Set exercise: Leave out the images; return the rest of the data exactly.

Provided entries:
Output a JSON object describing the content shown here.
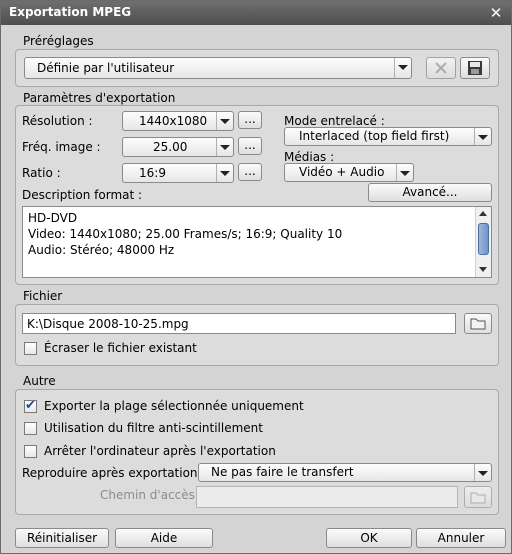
{
  "window": {
    "title": "Exportation MPEG",
    "close_glyph": "✕"
  },
  "presets": {
    "section_label": "Préréglages",
    "selected": "Définie par l'utilisateur",
    "delete_icon": "delete-icon",
    "save_icon": "save-icon"
  },
  "export_params": {
    "section_label": "Paramètres d'exportation",
    "resolution_label": "Résolution :",
    "resolution_value": "1440x1080",
    "framerate_label": "Fréq. image :",
    "framerate_value": "25.00",
    "ratio_label": "Ratio :",
    "ratio_value": "16:9",
    "more_label": "...",
    "interlace_label": "Mode entrelacé :",
    "interlace_value": "Interlaced (top field first)",
    "media_label": "Médias :",
    "media_value": "Vidéo + Audio",
    "advanced_label": "Avancé...",
    "description_label": "Description format :",
    "description_lines": [
      "HD-DVD",
      "Video: 1440x1080; 25.00 Frames/s; 16:9; Quality 10",
      "Audio: Stéréo; 48000 Hz"
    ]
  },
  "file": {
    "section_label": "Fichier",
    "path": "K:\\Disque 2008-10-25.mpg",
    "overwrite_label": "Écraser le fichier existant",
    "overwrite_checked": false
  },
  "other": {
    "section_label": "Autre",
    "options": [
      {
        "label": "Exporter la plage sélectionnée uniquement",
        "checked": true
      },
      {
        "label": "Utilisation du filtre anti-scintillement",
        "checked": false
      },
      {
        "label": "Arrêter l'ordinateur après l'exportation",
        "checked": false
      }
    ],
    "play_after_label": "Reproduire après exportation :",
    "play_after_value": "Ne pas faire le transfert",
    "path_label": "Chemin d'accès :",
    "path_value": ""
  },
  "footer": {
    "reset_label": "Réinitialiser",
    "help_label": "Aide",
    "ok_label": "OK",
    "cancel_label": "Annuler"
  },
  "colors": {
    "titlebar": "#5a5a5a",
    "dialog_bg": "#d4d4d4",
    "checkmark": "#1a4f9c",
    "scroll_thumb": "#6e93c6"
  }
}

Answer to the exercise:
Output a JSON object describing the content shown here.
{
  "window": {
    "title": "Exportation MPEG",
    "close_glyph": "✕"
  },
  "presets": {
    "section_label": "Préréglages",
    "selected": "Définie par l'utilisateur",
    "delete_icon": "delete-icon",
    "save_icon": "save-icon"
  },
  "export_params": {
    "section_label": "Paramètres d'exportation",
    "resolution_label": "Résolution :",
    "resolution_value": "1440x1080",
    "framerate_label": "Fréq. image :",
    "framerate_value": "25.00",
    "ratio_label": "Ratio :",
    "ratio_value": "16:9",
    "more_label": "...",
    "interlace_label": "Mode entrelacé :",
    "interlace_value": "Interlaced (top field first)",
    "media_label": "Médias :",
    "media_value": "Vidéo + Audio",
    "advanced_label": "Avancé...",
    "description_label": "Description format :",
    "description_lines": [
      "HD-DVD",
      "Video: 1440x1080; 25.00 Frames/s; 16:9; Quality 10",
      "Audio: Stéréo; 48000 Hz"
    ]
  },
  "file": {
    "section_label": "Fichier",
    "path": "K:\\Disque 2008-10-25.mpg",
    "overwrite_label": "Écraser le fichier existant",
    "overwrite_checked": false
  },
  "other": {
    "section_label": "Autre",
    "options": [
      {
        "label": "Exporter la plage sélectionnée uniquement",
        "checked": true
      },
      {
        "label": "Utilisation du filtre anti-scintillement",
        "checked": false
      },
      {
        "label": "Arrêter l'ordinateur après l'exportation",
        "checked": false
      }
    ],
    "play_after_label": "Reproduire après exportation :",
    "play_after_value": "Ne pas faire le transfert",
    "path_label": "Chemin d'accès :",
    "path_value": ""
  },
  "footer": {
    "reset_label": "Réinitialiser",
    "help_label": "Aide",
    "ok_label": "OK",
    "cancel_label": "Annuler"
  },
  "colors": {
    "titlebar": "#5a5a5a",
    "dialog_bg": "#d4d4d4",
    "checkmark": "#1a4f9c",
    "scroll_thumb": "#6e93c6"
  }
}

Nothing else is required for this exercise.